#### [WHAT YOU SHOULD DO]
Copy the following records word for word, keeping every line as it appears.

#### [RECORDS SUPPLIED]

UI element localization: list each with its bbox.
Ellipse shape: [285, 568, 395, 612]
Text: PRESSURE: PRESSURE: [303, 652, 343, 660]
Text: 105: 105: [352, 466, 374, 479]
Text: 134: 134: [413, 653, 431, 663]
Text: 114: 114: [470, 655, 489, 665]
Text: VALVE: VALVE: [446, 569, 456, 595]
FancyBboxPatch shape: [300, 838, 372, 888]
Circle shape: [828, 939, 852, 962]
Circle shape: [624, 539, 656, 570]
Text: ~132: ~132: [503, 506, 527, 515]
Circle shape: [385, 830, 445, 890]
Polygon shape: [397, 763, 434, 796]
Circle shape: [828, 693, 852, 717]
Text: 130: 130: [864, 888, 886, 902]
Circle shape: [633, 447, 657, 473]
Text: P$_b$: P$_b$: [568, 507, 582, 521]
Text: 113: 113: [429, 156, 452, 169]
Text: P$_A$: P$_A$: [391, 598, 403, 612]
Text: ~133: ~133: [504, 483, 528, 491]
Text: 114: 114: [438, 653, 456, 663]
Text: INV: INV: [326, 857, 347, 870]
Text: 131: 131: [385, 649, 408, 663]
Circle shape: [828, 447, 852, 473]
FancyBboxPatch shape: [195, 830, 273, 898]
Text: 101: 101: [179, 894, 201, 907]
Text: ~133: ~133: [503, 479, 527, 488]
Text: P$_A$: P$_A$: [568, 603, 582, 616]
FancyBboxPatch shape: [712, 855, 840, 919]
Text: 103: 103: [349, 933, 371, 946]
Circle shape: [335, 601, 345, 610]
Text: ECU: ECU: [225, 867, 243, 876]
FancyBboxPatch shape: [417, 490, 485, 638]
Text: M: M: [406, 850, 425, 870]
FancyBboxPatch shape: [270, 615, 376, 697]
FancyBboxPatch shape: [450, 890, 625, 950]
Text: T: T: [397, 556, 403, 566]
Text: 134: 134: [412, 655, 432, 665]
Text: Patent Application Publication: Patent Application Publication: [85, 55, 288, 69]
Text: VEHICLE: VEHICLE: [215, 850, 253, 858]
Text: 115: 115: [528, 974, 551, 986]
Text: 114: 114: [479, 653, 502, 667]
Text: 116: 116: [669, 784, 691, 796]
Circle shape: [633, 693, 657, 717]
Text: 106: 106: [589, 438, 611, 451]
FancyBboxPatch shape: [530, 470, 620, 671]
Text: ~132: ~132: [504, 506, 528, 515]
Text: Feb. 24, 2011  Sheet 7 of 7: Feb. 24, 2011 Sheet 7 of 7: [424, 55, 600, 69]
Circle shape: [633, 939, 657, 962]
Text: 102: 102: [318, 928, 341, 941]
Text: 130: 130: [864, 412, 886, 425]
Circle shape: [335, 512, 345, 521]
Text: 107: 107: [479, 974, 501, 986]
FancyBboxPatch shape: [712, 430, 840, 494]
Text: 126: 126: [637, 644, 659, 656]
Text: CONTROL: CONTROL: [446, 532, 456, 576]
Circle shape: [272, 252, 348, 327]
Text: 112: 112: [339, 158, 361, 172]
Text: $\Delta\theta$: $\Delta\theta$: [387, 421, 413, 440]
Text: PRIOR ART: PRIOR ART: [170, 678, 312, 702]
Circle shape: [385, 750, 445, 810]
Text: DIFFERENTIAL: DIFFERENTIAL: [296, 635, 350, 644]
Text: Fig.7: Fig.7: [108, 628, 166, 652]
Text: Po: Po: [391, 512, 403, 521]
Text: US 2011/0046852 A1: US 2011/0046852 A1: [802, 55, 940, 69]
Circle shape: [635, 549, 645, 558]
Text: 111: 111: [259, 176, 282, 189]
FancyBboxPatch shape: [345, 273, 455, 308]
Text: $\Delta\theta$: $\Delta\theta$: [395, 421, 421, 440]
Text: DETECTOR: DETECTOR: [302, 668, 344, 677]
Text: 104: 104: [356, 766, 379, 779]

#### [THE RESPONSE]
UI element localization: list each with its bbox.
Ellipse shape: [285, 568, 395, 612]
Text: PRESSURE: PRESSURE: [303, 652, 343, 660]
Text: 105: 105: [352, 466, 374, 479]
Text: 134: 134: [413, 653, 431, 663]
Text: 114: 114: [470, 655, 489, 665]
Text: VALVE: VALVE: [446, 569, 456, 595]
FancyBboxPatch shape: [300, 838, 372, 888]
Circle shape: [828, 939, 852, 962]
Circle shape: [624, 539, 656, 570]
Text: ~132: ~132: [503, 506, 527, 515]
Circle shape: [385, 830, 445, 890]
Polygon shape: [397, 763, 434, 796]
Circle shape: [828, 693, 852, 717]
Text: 130: 130: [864, 888, 886, 902]
Circle shape: [633, 447, 657, 473]
Text: P$_b$: P$_b$: [568, 507, 582, 521]
Text: 113: 113: [429, 156, 452, 169]
Text: P$_A$: P$_A$: [391, 598, 403, 612]
Text: ~133: ~133: [504, 483, 528, 491]
Text: 114: 114: [438, 653, 456, 663]
Text: INV: INV: [326, 857, 347, 870]
Text: 131: 131: [385, 649, 408, 663]
Circle shape: [828, 447, 852, 473]
FancyBboxPatch shape: [195, 830, 273, 898]
Text: 101: 101: [179, 894, 201, 907]
Text: ~133: ~133: [503, 479, 527, 488]
Text: P$_A$: P$_A$: [568, 603, 582, 616]
FancyBboxPatch shape: [712, 855, 840, 919]
Text: 103: 103: [349, 933, 371, 946]
Circle shape: [335, 601, 345, 610]
Text: ECU: ECU: [225, 867, 243, 876]
FancyBboxPatch shape: [417, 490, 485, 638]
Text: M: M: [406, 850, 425, 870]
FancyBboxPatch shape: [270, 615, 376, 697]
FancyBboxPatch shape: [450, 890, 625, 950]
Text: T: T: [397, 556, 403, 566]
Text: 134: 134: [412, 655, 432, 665]
Text: Patent Application Publication: Patent Application Publication: [85, 55, 288, 69]
Text: VEHICLE: VEHICLE: [215, 850, 253, 858]
Text: 115: 115: [528, 974, 551, 986]
Text: 114: 114: [479, 653, 502, 667]
Text: 116: 116: [669, 784, 691, 796]
Circle shape: [633, 693, 657, 717]
Text: 106: 106: [589, 438, 611, 451]
FancyBboxPatch shape: [530, 470, 620, 671]
Text: ~132: ~132: [504, 506, 528, 515]
Text: Feb. 24, 2011  Sheet 7 of 7: Feb. 24, 2011 Sheet 7 of 7: [424, 55, 600, 69]
Circle shape: [633, 939, 657, 962]
Text: 102: 102: [318, 928, 341, 941]
Text: 130: 130: [864, 412, 886, 425]
Circle shape: [335, 512, 345, 521]
Text: 107: 107: [479, 974, 501, 986]
FancyBboxPatch shape: [712, 430, 840, 494]
Text: 126: 126: [637, 644, 659, 656]
Text: CONTROL: CONTROL: [446, 532, 456, 576]
Circle shape: [272, 252, 348, 327]
Text: 112: 112: [339, 158, 361, 172]
Text: $\Delta\theta$: $\Delta\theta$: [387, 421, 413, 440]
Text: PRIOR ART: PRIOR ART: [170, 678, 312, 702]
Circle shape: [385, 750, 445, 810]
Text: DIFFERENTIAL: DIFFERENTIAL: [296, 635, 350, 644]
Text: Fig.7: Fig.7: [108, 628, 166, 652]
Text: Po: Po: [391, 512, 403, 521]
Text: US 2011/0046852 A1: US 2011/0046852 A1: [802, 55, 940, 69]
Circle shape: [635, 549, 645, 558]
Text: 111: 111: [259, 176, 282, 189]
FancyBboxPatch shape: [345, 273, 455, 308]
Text: $\Delta\theta$: $\Delta\theta$: [395, 421, 421, 440]
Text: DETECTOR: DETECTOR: [302, 668, 344, 677]
Text: 104: 104: [356, 766, 379, 779]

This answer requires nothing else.